[Interface dataset entries]
-- -- --

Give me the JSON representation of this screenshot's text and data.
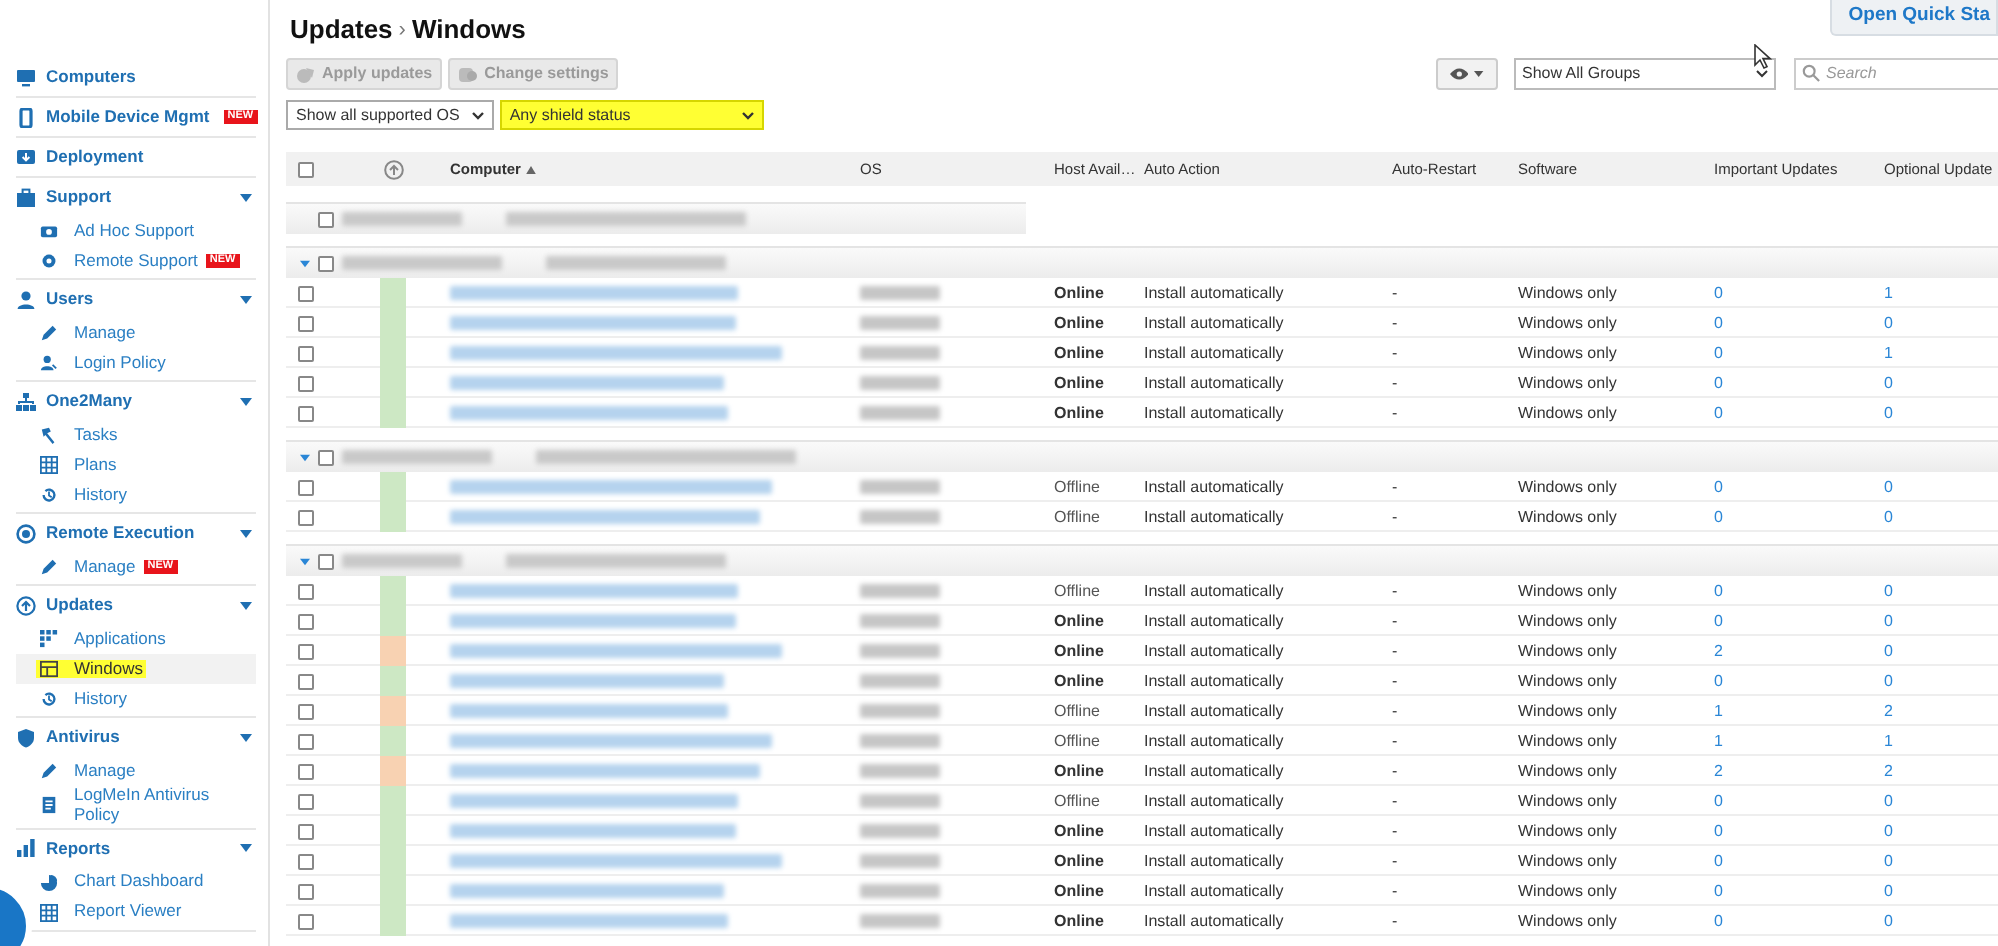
{
  "sidebar": {
    "sections": [
      {
        "label": "Computers",
        "expandable": false
      },
      {
        "label": "Mobile Device Mgmt",
        "expandable": false,
        "badge": "NEW"
      },
      {
        "label": "Deployment",
        "expandable": false
      },
      {
        "label": "Support",
        "expandable": true,
        "children": [
          {
            "label": "Ad Hoc Support",
            "selected": false
          },
          {
            "label": "Remote Support",
            "selected": false,
            "badge": "NEW"
          }
        ]
      },
      {
        "label": "Users",
        "expandable": true,
        "children": [
          {
            "label": "Manage",
            "selected": false
          },
          {
            "label": "Login Policy",
            "selected": false
          }
        ]
      },
      {
        "label": "One2Many",
        "expandable": true,
        "children": [
          {
            "label": "Tasks",
            "selected": false
          },
          {
            "label": "Plans",
            "selected": false
          },
          {
            "label": "History",
            "selected": false
          }
        ]
      },
      {
        "label": "Remote Execution",
        "expandable": true,
        "children": [
          {
            "label": "Manage",
            "selected": false,
            "badge": "NEW"
          }
        ]
      },
      {
        "label": "Updates",
        "expandable": true,
        "children": [
          {
            "label": "Applications",
            "selected": false
          },
          {
            "label": "Windows",
            "selected": true
          },
          {
            "label": "History",
            "selected": false
          }
        ]
      },
      {
        "label": "Antivirus",
        "expandable": true,
        "children": [
          {
            "label": "Manage",
            "selected": false
          },
          {
            "label": "LogMeIn Antivirus Policy",
            "selected": false
          }
        ]
      },
      {
        "label": "Reports",
        "expandable": true,
        "children": [
          {
            "label": "Chart Dashboard",
            "selected": false
          },
          {
            "label": "Report Viewer",
            "selected": false
          }
        ]
      }
    ]
  },
  "header": {
    "breadcrumb": [
      "Updates",
      "Windows"
    ],
    "separator": "›",
    "quick_start": "Open Quick Sta"
  },
  "toolbar": {
    "buttons": [
      {
        "label": "Apply updates",
        "disabled": true
      },
      {
        "label": "Change settings",
        "disabled": true
      }
    ],
    "group_select": "Show All Groups",
    "search": {
      "placeholder": "Search"
    }
  },
  "filters": [
    {
      "value": "Show all supported OS",
      "highlighted": false
    },
    {
      "value": "Any shield status",
      "highlighted": true
    }
  ],
  "table": {
    "select_all": {
      "checked": false
    },
    "columns": [
      {
        "label": "Computer",
        "sorted": true
      },
      {
        "label": "OS",
        "sorted": false
      },
      {
        "label": "Host Avail…",
        "sorted": false
      },
      {
        "label": "Auto Action",
        "sorted": false
      },
      {
        "label": "Auto-Restart",
        "sorted": false
      },
      {
        "label": "Software",
        "sorted": false
      },
      {
        "label": "Important Updates",
        "sorted": false
      },
      {
        "label": "Optional Update",
        "sorted": false
      }
    ],
    "groups": [
      {
        "expanded": false,
        "checked": false
      },
      {
        "expanded": true,
        "checked": false,
        "rows": [
          {
            "checked": false,
            "color": "#cde8c4",
            "host": "Online",
            "online": true,
            "action": "Install automatically",
            "restart": "-",
            "software": "Windows only",
            "important": "0",
            "optional": "1"
          },
          {
            "checked": false,
            "color": "#cde8c4",
            "host": "Online",
            "online": true,
            "action": "Install automatically",
            "restart": "-",
            "software": "Windows only",
            "important": "0",
            "optional": "0"
          },
          {
            "checked": false,
            "color": "#cde8c4",
            "host": "Online",
            "online": true,
            "action": "Install automatically",
            "restart": "-",
            "software": "Windows only",
            "important": "0",
            "optional": "1"
          },
          {
            "checked": false,
            "color": "#cde8c4",
            "host": "Online",
            "online": true,
            "action": "Install automatically",
            "restart": "-",
            "software": "Windows only",
            "important": "0",
            "optional": "0"
          },
          {
            "checked": false,
            "color": "#cde8c4",
            "host": "Online",
            "online": true,
            "action": "Install automatically",
            "restart": "-",
            "software": "Windows only",
            "important": "0",
            "optional": "0"
          }
        ]
      },
      {
        "expanded": true,
        "checked": false,
        "rows": [
          {
            "checked": false,
            "color": "#cde8c4",
            "host": "Offline",
            "online": false,
            "action": "Install automatically",
            "restart": "-",
            "software": "Windows only",
            "important": "0",
            "optional": "0"
          },
          {
            "checked": false,
            "color": "#cde8c4",
            "host": "Offline",
            "online": false,
            "action": "Install automatically",
            "restart": "-",
            "software": "Windows only",
            "important": "0",
            "optional": "0"
          }
        ]
      },
      {
        "expanded": true,
        "checked": false,
        "rows": [
          {
            "checked": false,
            "color": "#cde8c4",
            "host": "Offline",
            "online": false,
            "action": "Install automatically",
            "restart": "-",
            "software": "Windows only",
            "important": "0",
            "optional": "0"
          },
          {
            "checked": false,
            "color": "#cde8c4",
            "host": "Online",
            "online": true,
            "action": "Install automatically",
            "restart": "-",
            "software": "Windows only",
            "important": "0",
            "optional": "0"
          },
          {
            "checked": false,
            "color": "#f8d2b2",
            "host": "Online",
            "online": true,
            "action": "Install automatically",
            "restart": "-",
            "software": "Windows only",
            "important": "2",
            "optional": "0"
          },
          {
            "checked": false,
            "color": "#cde8c4",
            "host": "Online",
            "online": true,
            "action": "Install automatically",
            "restart": "-",
            "software": "Windows only",
            "important": "0",
            "optional": "0"
          },
          {
            "checked": false,
            "color": "#f8d2b2",
            "host": "Offline",
            "online": false,
            "action": "Install automatically",
            "restart": "-",
            "software": "Windows only",
            "important": "1",
            "optional": "2"
          },
          {
            "checked": false,
            "color": "#cde8c4",
            "host": "Offline",
            "online": false,
            "action": "Install automatically",
            "restart": "-",
            "software": "Windows only",
            "important": "1",
            "optional": "1"
          },
          {
            "checked": false,
            "color": "#f8d2b2",
            "host": "Online",
            "online": true,
            "action": "Install automatically",
            "restart": "-",
            "software": "Windows only",
            "important": "2",
            "optional": "2"
          },
          {
            "checked": false,
            "color": "#cde8c4",
            "host": "Offline",
            "online": false,
            "action": "Install automatically",
            "restart": "-",
            "software": "Windows only",
            "important": "0",
            "optional": "0"
          },
          {
            "checked": false,
            "color": "#cde8c4",
            "host": "Online",
            "online": true,
            "action": "Install automatically",
            "restart": "-",
            "software": "Windows only",
            "important": "0",
            "optional": "0"
          },
          {
            "checked": false,
            "color": "#cde8c4",
            "host": "Online",
            "online": true,
            "action": "Install automatically",
            "restart": "-",
            "software": "Windows only",
            "important": "0",
            "optional": "0"
          },
          {
            "checked": false,
            "color": "#cde8c4",
            "host": "Online",
            "online": true,
            "action": "Install automatically",
            "restart": "-",
            "software": "Windows only",
            "important": "0",
            "optional": "0"
          },
          {
            "checked": false,
            "color": "#cde8c4",
            "host": "Online",
            "online": true,
            "action": "Install automatically",
            "restart": "-",
            "software": "Windows only",
            "important": "0",
            "optional": "0"
          }
        ]
      }
    ]
  }
}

-- -- --

* _Work to complete_
Once the pictures are set aside, restate the remaining data above exactly.

* _Problem solution_
Give me the JSON representation of this screenshot's text and data.
{
  "sidebar": {
    "sections": [
      {
        "label": "Computers",
        "expandable": false
      },
      {
        "label": "Mobile Device Mgmt",
        "expandable": false,
        "badge": "NEW"
      },
      {
        "label": "Deployment",
        "expandable": false
      },
      {
        "label": "Support",
        "expandable": true,
        "children": [
          {
            "label": "Ad Hoc Support",
            "selected": false
          },
          {
            "label": "Remote Support",
            "selected": false,
            "badge": "NEW"
          }
        ]
      },
      {
        "label": "Users",
        "expandable": true,
        "children": [
          {
            "label": "Manage",
            "selected": false
          },
          {
            "label": "Login Policy",
            "selected": false
          }
        ]
      },
      {
        "label": "One2Many",
        "expandable": true,
        "children": [
          {
            "label": "Tasks",
            "selected": false
          },
          {
            "label": "Plans",
            "selected": false
          },
          {
            "label": "History",
            "selected": false
          }
        ]
      },
      {
        "label": "Remote Execution",
        "expandable": true,
        "children": [
          {
            "label": "Manage",
            "selected": false,
            "badge": "NEW"
          }
        ]
      },
      {
        "label": "Updates",
        "expandable": true,
        "children": [
          {
            "label": "Applications",
            "selected": false
          },
          {
            "label": "Windows",
            "selected": true
          },
          {
            "label": "History",
            "selected": false
          }
        ]
      },
      {
        "label": "Antivirus",
        "expandable": true,
        "children": [
          {
            "label": "Manage",
            "selected": false
          },
          {
            "label": "LogMeIn Antivirus Policy",
            "selected": false
          }
        ]
      },
      {
        "label": "Reports",
        "expandable": true,
        "children": [
          {
            "label": "Chart Dashboard",
            "selected": false
          },
          {
            "label": "Report Viewer",
            "selected": false
          }
        ]
      }
    ]
  },
  "header": {
    "breadcrumb": [
      "Updates",
      "Windows"
    ],
    "separator": "›",
    "quick_start": "Open Quick Sta"
  },
  "toolbar": {
    "buttons": [
      {
        "label": "Apply updates",
        "disabled": true
      },
      {
        "label": "Change settings",
        "disabled": true
      }
    ],
    "group_select": "Show All Groups",
    "search": {
      "placeholder": "Search"
    }
  },
  "filters": [
    {
      "value": "Show all supported OS",
      "highlighted": false
    },
    {
      "value": "Any shield status",
      "highlighted": true
    }
  ],
  "table": {
    "select_all": {
      "checked": false
    },
    "columns": [
      {
        "label": "Computer",
        "sorted": true
      },
      {
        "label": "OS",
        "sorted": false
      },
      {
        "label": "Host Avail…",
        "sorted": false
      },
      {
        "label": "Auto Action",
        "sorted": false
      },
      {
        "label": "Auto-Restart",
        "sorted": false
      },
      {
        "label": "Software",
        "sorted": false
      },
      {
        "label": "Important Updates",
        "sorted": false
      },
      {
        "label": "Optional Update",
        "sorted": false
      }
    ],
    "groups": [
      {
        "expanded": false,
        "checked": false
      },
      {
        "expanded": true,
        "checked": false,
        "rows": [
          {
            "checked": false,
            "color": "#cde8c4",
            "host": "Online",
            "online": true,
            "action": "Install automatically",
            "restart": "-",
            "software": "Windows only",
            "important": "0",
            "optional": "1"
          },
          {
            "checked": false,
            "color": "#cde8c4",
            "host": "Online",
            "online": true,
            "action": "Install automatically",
            "restart": "-",
            "software": "Windows only",
            "important": "0",
            "optional": "0"
          },
          {
            "checked": false,
            "color": "#cde8c4",
            "host": "Online",
            "online": true,
            "action": "Install automatically",
            "restart": "-",
            "software": "Windows only",
            "important": "0",
            "optional": "1"
          },
          {
            "checked": false,
            "color": "#cde8c4",
            "host": "Online",
            "online": true,
            "action": "Install automatically",
            "restart": "-",
            "software": "Windows only",
            "important": "0",
            "optional": "0"
          },
          {
            "checked": false,
            "color": "#cde8c4",
            "host": "Online",
            "online": true,
            "action": "Install automatically",
            "restart": "-",
            "software": "Windows only",
            "important": "0",
            "optional": "0"
          }
        ]
      },
      {
        "expanded": true,
        "checked": false,
        "rows": [
          {
            "checked": false,
            "color": "#cde8c4",
            "host": "Offline",
            "online": false,
            "action": "Install automatically",
            "restart": "-",
            "software": "Windows only",
            "important": "0",
            "optional": "0"
          },
          {
            "checked": false,
            "color": "#cde8c4",
            "host": "Offline",
            "online": false,
            "action": "Install automatically",
            "restart": "-",
            "software": "Windows only",
            "important": "0",
            "optional": "0"
          }
        ]
      },
      {
        "expanded": true,
        "checked": false,
        "rows": [
          {
            "checked": false,
            "color": "#cde8c4",
            "host": "Offline",
            "online": false,
            "action": "Install automatically",
            "restart": "-",
            "software": "Windows only",
            "important": "0",
            "optional": "0"
          },
          {
            "checked": false,
            "color": "#cde8c4",
            "host": "Online",
            "online": true,
            "action": "Install automatically",
            "restart": "-",
            "software": "Windows only",
            "important": "0",
            "optional": "0"
          },
          {
            "checked": false,
            "color": "#f8d2b2",
            "host": "Online",
            "online": true,
            "action": "Install automatically",
            "restart": "-",
            "software": "Windows only",
            "important": "2",
            "optional": "0"
          },
          {
            "checked": false,
            "color": "#cde8c4",
            "host": "Online",
            "online": true,
            "action": "Install automatically",
            "restart": "-",
            "software": "Windows only",
            "important": "0",
            "optional": "0"
          },
          {
            "checked": false,
            "color": "#f8d2b2",
            "host": "Offline",
            "online": false,
            "action": "Install automatically",
            "restart": "-",
            "software": "Windows only",
            "important": "1",
            "optional": "2"
          },
          {
            "checked": false,
            "color": "#cde8c4",
            "host": "Offline",
            "online": false,
            "action": "Install automatically",
            "restart": "-",
            "software": "Windows only",
            "important": "1",
            "optional": "1"
          },
          {
            "checked": false,
            "color": "#f8d2b2",
            "host": "Online",
            "online": true,
            "action": "Install automatically",
            "restart": "-",
            "software": "Windows only",
            "important": "2",
            "optional": "2"
          },
          {
            "checked": false,
            "color": "#cde8c4",
            "host": "Offline",
            "online": false,
            "action": "Install automatically",
            "restart": "-",
            "software": "Windows only",
            "important": "0",
            "optional": "0"
          },
          {
            "checked": false,
            "color": "#cde8c4",
            "host": "Online",
            "online": true,
            "action": "Install automatically",
            "restart": "-",
            "software": "Windows only",
            "important": "0",
            "optional": "0"
          },
          {
            "checked": false,
            "color": "#cde8c4",
            "host": "Online",
            "online": true,
            "action": "Install automatically",
            "restart": "-",
            "software": "Windows only",
            "important": "0",
            "optional": "0"
          },
          {
            "checked": false,
            "color": "#cde8c4",
            "host": "Online",
            "online": true,
            "action": "Install automatically",
            "restart": "-",
            "software": "Windows only",
            "important": "0",
            "optional": "0"
          },
          {
            "checked": false,
            "color": "#cde8c4",
            "host": "Online",
            "online": true,
            "action": "Install automatically",
            "restart": "-",
            "software": "Windows only",
            "important": "0",
            "optional": "0"
          }
        ]
      }
    ]
  }
}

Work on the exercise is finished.